[WHAT THE TASK REQUIRES]: Extend the review of the Grand National golf courses below from its last sentence, leaving the accompanying material aside.

[TEXT EXCERPT]:
⟨

Today was another 36-hole day on Alabama’s Robert Trent Jones Trail, though I’ll be reviewing three courses. I got into Auburn early yesterday afternoon and wanted to take advantage of the good weather, so I headed over to Grand National in neighboring Opelika to get a headstart.
Robert Trent Jones Golf Trail – Grand National • Opelika, AL
I ended up playing the Short Course there yesterday, which is a beautiful 18-hole par-3 track. I’ll review that last, though, since the real focus at Grand National is two really spectacular championship designs, Lake and Links.
I got there early this morning. Another night of heavy rains soaked the courses pretty good, but I was ready to play starting at 7:00. The Grand National golf complex was constructed along the shores of small Lake Saugahatchee, which came to be after a dam was built nearby and they began developing this prime piece of property. According to their marketing, Robert Trent Jones Sr. himself said it was the best piece of golf property he’d ever seen when he first laid his eyes upon it.
All three courses feature a mix of holes. Some run right along the water’s edge with kind of a marshy feel. Others go up into the hills and remind me very much of courses on the Monterey Peninsula. Poppy Hills comes most to my mind.
Unlike Capitol Hill from yesterday, the courses at Grand National have a very similar look, design and feel. It’s no complaint because it’s 54 holes of greatness in a truly “grand” setting for golf.
I started today on the Lake Course, teeing off first by myself. There wasn’t anyone on the tee sheet for at least another hour behind me, so I had it all to myself. Well, me an the maintenance workers. Because it was so soggy, they were running as cart-path-only. From a visual perspective, it’s nice that they keep the paths well away from the playing areas. It looks prettier for sure, but man it sucks playing cart-path-only trudging through the mud as a single player!
I’m not sure which course here is considered to the main “star,” but if I had to pick I would go with Lake for one simple reason: the 15th hole. This is the signature hole of Grand National–a par-3 over the water to a natural island green (meaning the little piece of land appeared there magically when the lake was formed). Technically it’s a peninsula because it’s connected by a little path from the mainland, but in most golf circles outside of Coeur d’Alene (I’m looking at you Sawgrass) it’s still considered an “island.”

⟩

[RECORDED INFORMATION]:
⟨

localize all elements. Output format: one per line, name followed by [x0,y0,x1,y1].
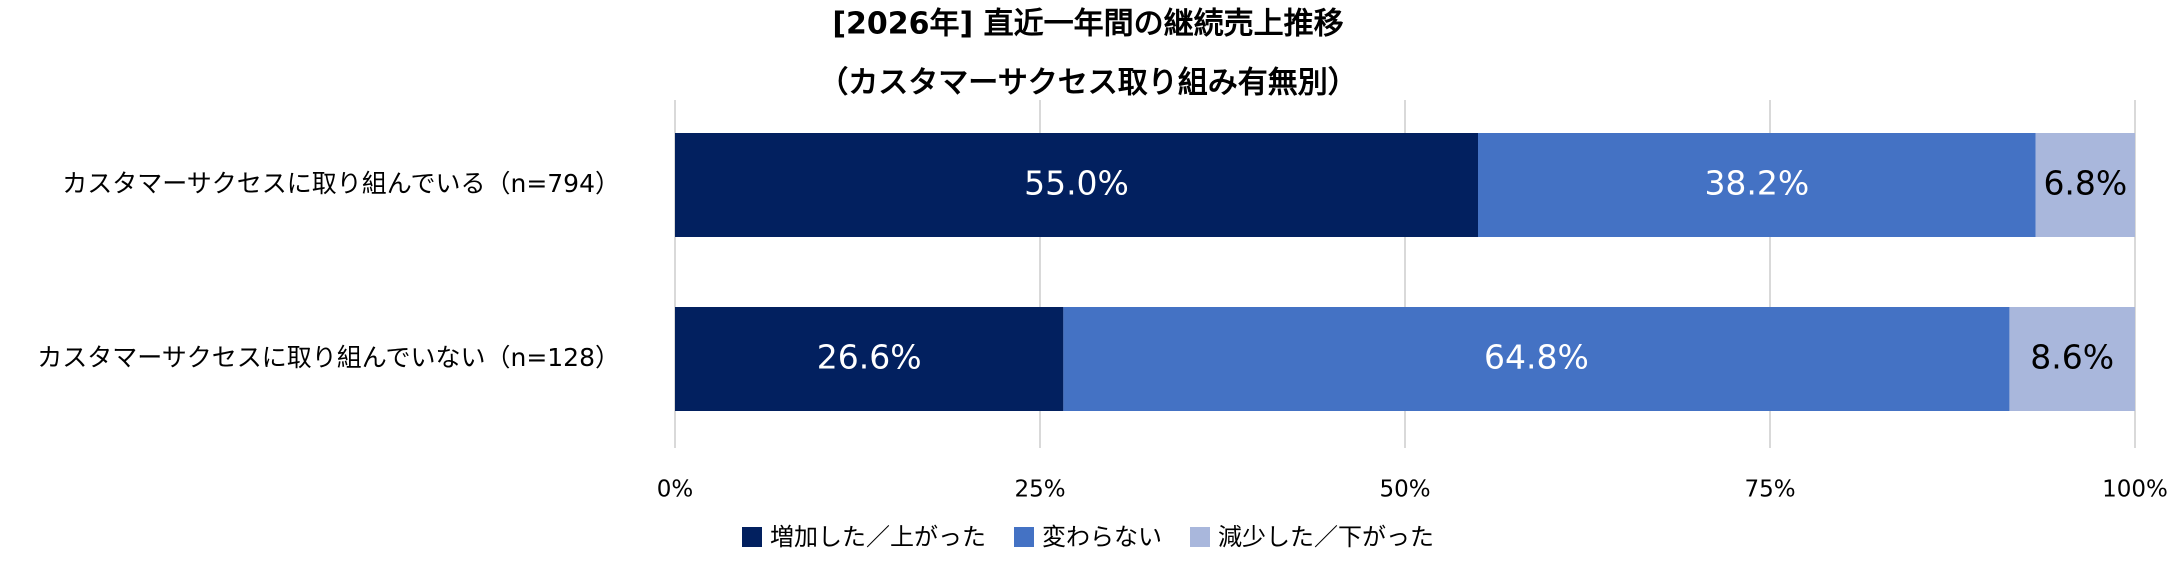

⟩

[TASK ANSWER]:
From the tips, this hole plays at 230 yards of all carry. I played the orange tees and it was still pretty intimidating at around 170.
Even if you take that hole away, Lake is still a beautiful, fun and challenging layout that will put your game to the test. Fairways are wide and generous, but greens are well protected and generally elevated to put a premium on coming in high rather than trying to run anything up from below.
Despite the wetness, the courses were in great shape and definitely the “greenest” looking ones I’ve played yet. The greens on the Short course were a little bumpy, but the main courses had excellent greens. Like Capitol Hill, the storms did some major damage to the bunkers, which is unfortunate. However, the workers were already adding in some new sand and starting to work on them as I was playing.
Some pictures from Grand National (Lake): (4/30/14):
I played the Links course second, teeing off a little after 10:00. I did run into some groups on the course, but the pace was still decent as I finished around 1:30. Even though the weather has put a real damper on this trip (literally and figuratively), it’s actually worked in my favor when it comes to pace. With people staying away, I’ve been able to zip around quickly and move on to my next destinations earlier than expected.
I didn’t think I would have time to write the blog tonight after having to drive 3.5 hours to Mobile, but here I am with plenty of time to do my thing.
Anyway, there’s not much to say about the Links course that I haven’t already stated. It offers all the same excellent features, scenery and design elements as Lake. In its own right, it’s an amazing course that I can only say good things about.
The “Links” name made me expect a more throwback linksy design like Senator yesterday, but this really isn’t in that mold. Some really anal reviewers might point out some subtle design differences (like a few extra mounds and bunkers evocative of links courses), but I think you’re splitting hairs at that point.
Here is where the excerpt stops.